_EXCERPTED RECORDS_:
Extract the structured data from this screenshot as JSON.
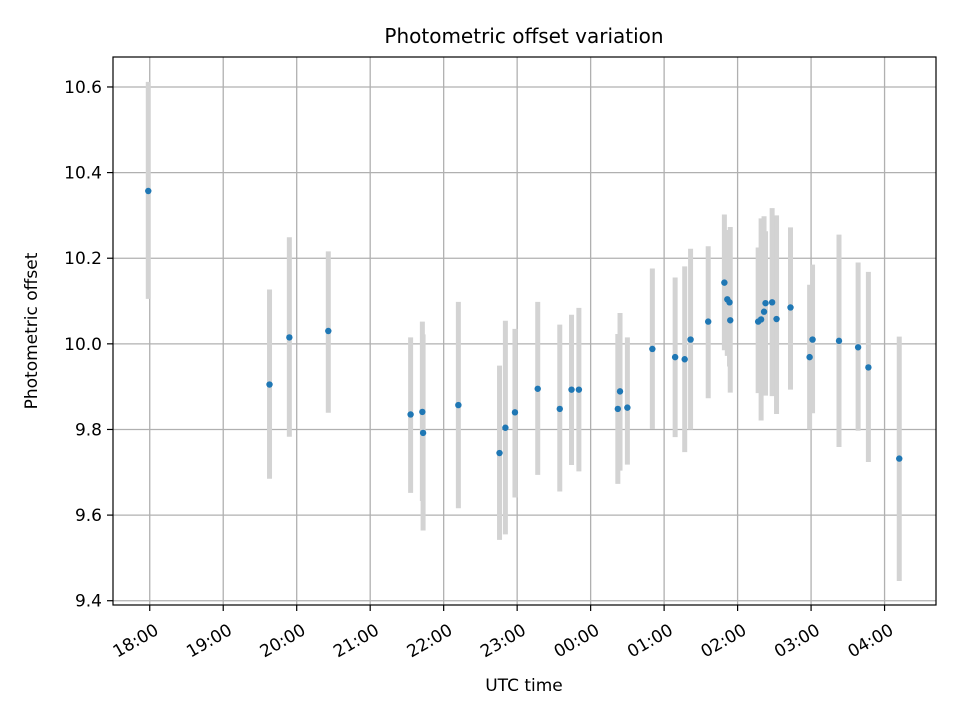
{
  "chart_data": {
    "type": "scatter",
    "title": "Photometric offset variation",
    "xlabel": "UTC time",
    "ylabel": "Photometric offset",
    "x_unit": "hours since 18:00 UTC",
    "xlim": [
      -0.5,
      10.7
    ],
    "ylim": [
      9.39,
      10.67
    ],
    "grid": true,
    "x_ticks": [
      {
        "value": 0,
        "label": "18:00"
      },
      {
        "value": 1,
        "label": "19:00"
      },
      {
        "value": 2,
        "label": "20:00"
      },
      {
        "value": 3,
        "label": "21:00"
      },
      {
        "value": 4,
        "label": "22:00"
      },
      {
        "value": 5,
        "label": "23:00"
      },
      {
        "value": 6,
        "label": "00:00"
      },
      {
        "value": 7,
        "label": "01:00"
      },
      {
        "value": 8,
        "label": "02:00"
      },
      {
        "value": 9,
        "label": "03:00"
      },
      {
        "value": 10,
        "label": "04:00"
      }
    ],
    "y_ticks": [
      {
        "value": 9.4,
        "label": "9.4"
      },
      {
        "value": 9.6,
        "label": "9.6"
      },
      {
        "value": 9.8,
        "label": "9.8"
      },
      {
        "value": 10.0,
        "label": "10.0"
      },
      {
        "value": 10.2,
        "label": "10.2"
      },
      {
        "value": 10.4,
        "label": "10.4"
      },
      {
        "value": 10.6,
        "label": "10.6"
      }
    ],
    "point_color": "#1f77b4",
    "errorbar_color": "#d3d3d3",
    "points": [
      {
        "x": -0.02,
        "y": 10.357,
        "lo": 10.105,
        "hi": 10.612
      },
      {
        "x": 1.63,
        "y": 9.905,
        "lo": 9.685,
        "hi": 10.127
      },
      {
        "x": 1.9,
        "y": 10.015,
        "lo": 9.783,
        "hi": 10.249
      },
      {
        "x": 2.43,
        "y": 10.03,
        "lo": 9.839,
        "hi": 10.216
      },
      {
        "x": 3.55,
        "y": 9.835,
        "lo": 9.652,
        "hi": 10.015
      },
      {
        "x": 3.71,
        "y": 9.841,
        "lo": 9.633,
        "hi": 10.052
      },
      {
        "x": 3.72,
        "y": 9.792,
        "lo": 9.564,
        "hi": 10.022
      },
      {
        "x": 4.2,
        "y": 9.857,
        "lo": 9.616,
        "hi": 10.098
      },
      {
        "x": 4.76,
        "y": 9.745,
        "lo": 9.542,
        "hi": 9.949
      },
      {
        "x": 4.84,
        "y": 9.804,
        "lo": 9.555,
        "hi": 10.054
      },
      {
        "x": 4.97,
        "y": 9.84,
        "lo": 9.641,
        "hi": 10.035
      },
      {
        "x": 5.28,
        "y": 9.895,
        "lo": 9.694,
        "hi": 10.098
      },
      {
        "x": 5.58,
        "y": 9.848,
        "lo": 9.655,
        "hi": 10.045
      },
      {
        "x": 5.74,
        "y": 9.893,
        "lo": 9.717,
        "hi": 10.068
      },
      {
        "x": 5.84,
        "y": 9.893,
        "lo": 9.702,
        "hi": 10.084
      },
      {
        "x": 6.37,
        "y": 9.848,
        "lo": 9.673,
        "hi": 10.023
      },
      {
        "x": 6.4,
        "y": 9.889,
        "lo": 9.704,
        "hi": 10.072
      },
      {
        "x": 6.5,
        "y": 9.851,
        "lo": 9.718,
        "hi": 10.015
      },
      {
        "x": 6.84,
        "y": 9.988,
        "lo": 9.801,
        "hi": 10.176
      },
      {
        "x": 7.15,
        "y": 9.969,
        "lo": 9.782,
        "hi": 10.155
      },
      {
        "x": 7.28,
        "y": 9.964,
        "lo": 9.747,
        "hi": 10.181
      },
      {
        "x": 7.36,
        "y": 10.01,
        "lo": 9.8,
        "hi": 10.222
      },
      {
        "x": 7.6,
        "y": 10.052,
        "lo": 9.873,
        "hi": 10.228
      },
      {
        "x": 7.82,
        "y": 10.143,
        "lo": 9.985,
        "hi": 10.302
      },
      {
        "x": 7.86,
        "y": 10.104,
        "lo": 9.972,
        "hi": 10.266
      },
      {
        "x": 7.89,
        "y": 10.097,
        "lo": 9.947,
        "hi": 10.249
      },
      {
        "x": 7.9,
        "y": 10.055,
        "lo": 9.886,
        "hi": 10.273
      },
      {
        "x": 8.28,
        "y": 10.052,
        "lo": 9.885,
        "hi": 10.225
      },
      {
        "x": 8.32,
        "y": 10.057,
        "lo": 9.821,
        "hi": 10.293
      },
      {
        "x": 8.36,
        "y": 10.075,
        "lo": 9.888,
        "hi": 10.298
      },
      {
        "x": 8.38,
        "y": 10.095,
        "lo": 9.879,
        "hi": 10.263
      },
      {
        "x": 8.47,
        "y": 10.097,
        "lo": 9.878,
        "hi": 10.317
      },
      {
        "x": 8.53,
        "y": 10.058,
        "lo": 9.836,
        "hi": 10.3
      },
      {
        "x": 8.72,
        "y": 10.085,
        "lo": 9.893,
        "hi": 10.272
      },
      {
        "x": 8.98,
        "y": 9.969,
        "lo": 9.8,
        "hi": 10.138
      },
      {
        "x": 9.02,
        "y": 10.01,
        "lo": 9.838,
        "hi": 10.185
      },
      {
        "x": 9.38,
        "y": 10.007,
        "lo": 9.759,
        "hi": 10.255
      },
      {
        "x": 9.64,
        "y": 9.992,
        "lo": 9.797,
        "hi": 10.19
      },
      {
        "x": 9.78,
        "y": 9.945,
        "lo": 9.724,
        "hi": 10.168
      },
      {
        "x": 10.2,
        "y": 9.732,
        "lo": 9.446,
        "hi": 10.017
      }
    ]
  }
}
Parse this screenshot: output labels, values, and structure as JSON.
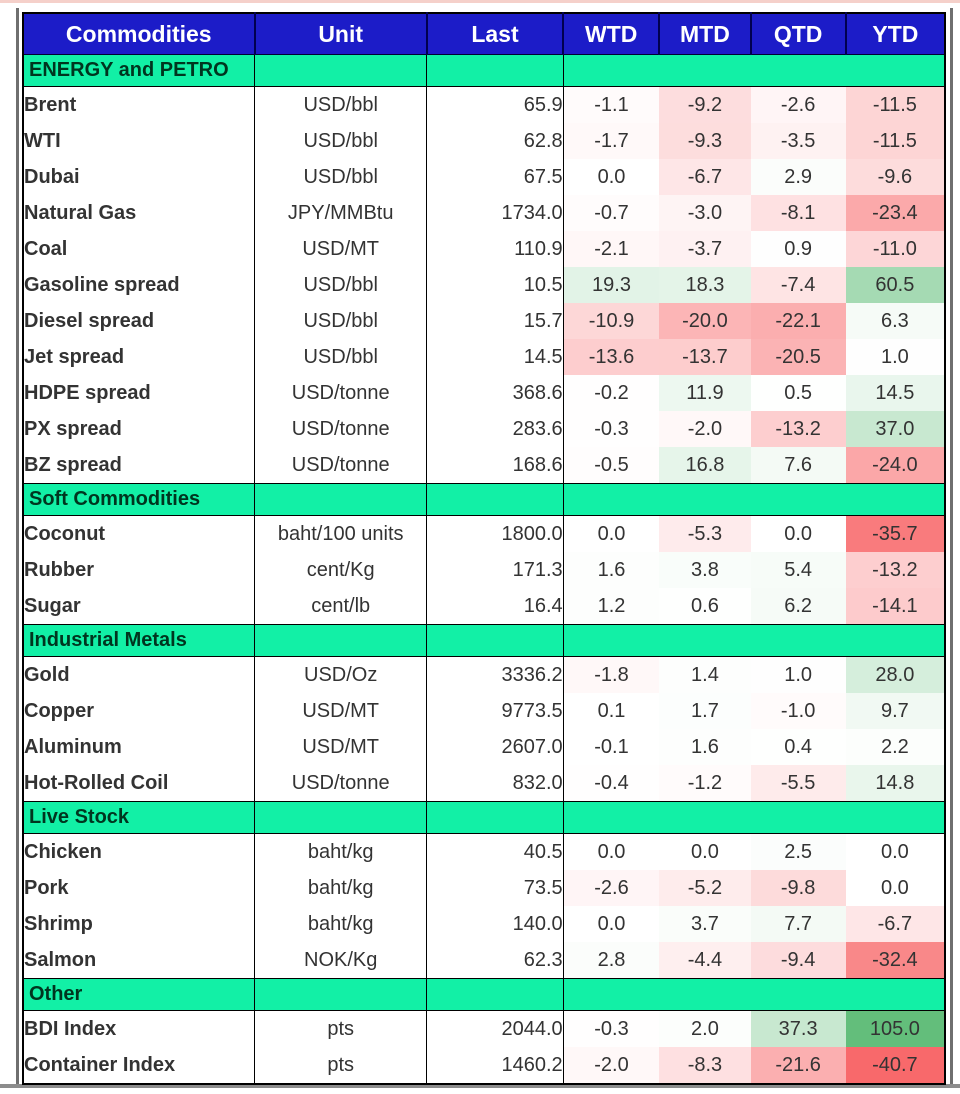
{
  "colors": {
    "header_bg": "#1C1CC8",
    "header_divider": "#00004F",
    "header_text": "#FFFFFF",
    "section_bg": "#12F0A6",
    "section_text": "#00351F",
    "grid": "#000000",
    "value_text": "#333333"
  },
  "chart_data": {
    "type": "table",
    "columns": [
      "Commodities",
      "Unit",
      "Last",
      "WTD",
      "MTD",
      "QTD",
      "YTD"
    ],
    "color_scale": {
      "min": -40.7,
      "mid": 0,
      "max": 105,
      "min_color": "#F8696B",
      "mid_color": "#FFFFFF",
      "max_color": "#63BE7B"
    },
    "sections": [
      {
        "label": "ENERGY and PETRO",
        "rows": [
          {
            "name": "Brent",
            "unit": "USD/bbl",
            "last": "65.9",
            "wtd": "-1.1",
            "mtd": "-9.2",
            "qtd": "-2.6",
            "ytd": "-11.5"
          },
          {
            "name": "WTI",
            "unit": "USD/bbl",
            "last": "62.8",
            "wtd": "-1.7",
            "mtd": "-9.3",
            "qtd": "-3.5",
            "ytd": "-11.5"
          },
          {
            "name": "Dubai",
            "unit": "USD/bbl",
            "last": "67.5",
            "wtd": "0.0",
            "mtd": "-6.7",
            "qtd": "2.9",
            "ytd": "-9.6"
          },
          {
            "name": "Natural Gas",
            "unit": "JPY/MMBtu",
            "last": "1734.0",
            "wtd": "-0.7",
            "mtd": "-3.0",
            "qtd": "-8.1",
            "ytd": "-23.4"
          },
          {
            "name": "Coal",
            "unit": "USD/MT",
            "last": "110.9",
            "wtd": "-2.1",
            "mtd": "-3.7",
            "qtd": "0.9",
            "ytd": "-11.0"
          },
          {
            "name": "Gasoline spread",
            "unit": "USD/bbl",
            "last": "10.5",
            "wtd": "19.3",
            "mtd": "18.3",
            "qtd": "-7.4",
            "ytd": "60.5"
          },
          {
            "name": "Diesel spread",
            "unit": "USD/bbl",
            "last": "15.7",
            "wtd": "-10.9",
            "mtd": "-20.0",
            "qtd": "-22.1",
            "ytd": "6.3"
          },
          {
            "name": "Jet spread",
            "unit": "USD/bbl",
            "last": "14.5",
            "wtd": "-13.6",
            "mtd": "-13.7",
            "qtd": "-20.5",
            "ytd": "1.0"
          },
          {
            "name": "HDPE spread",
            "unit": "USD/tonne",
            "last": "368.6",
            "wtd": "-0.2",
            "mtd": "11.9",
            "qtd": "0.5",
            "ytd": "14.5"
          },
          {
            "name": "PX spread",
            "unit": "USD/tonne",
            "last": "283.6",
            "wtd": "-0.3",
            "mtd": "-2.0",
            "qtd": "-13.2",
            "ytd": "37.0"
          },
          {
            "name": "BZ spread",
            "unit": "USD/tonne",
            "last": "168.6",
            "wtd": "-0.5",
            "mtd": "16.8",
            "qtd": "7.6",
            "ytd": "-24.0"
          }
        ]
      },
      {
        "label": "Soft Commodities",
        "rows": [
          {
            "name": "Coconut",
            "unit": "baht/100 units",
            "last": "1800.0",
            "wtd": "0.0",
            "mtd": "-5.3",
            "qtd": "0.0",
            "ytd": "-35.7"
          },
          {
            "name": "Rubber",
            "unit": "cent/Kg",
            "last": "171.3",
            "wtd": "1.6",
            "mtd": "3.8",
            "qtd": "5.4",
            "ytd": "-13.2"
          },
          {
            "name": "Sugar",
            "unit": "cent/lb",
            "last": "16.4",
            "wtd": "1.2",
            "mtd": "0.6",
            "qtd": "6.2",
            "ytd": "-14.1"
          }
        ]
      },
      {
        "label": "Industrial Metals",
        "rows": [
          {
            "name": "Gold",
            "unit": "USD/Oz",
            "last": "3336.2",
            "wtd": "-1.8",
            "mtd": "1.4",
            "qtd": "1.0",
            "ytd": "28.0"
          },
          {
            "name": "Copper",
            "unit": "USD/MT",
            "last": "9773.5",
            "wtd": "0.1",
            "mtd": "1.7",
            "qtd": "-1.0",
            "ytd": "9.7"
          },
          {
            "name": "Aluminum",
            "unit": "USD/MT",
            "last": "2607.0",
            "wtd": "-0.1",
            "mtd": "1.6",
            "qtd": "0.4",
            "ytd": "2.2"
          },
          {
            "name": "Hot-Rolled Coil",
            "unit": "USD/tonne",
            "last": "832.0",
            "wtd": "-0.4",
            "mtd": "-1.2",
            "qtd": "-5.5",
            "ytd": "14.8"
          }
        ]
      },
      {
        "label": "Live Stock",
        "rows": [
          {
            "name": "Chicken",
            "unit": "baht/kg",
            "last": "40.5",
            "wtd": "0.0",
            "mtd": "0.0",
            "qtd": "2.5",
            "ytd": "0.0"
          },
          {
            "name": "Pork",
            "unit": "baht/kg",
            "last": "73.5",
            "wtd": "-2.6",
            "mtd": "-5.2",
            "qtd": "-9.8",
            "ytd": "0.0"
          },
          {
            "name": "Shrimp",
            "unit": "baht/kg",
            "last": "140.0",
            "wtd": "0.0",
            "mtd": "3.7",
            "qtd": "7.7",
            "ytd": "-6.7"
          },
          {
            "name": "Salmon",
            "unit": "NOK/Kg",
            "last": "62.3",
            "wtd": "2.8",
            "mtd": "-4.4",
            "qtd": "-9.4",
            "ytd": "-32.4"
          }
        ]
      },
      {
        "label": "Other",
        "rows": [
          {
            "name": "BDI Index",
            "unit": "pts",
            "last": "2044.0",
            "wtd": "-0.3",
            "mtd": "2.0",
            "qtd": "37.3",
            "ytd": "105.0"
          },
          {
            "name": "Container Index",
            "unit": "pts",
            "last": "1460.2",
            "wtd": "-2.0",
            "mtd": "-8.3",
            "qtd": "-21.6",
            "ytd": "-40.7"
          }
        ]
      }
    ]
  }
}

_PROBLEM DETAILS_:
Find the word "FFFFFF" in the data and copy out each line where it turns up.

_ANSWER TO THE EXERCISE_:
    "header_text": "#FFFFFF",
      "mid_color": "#FFFFFF",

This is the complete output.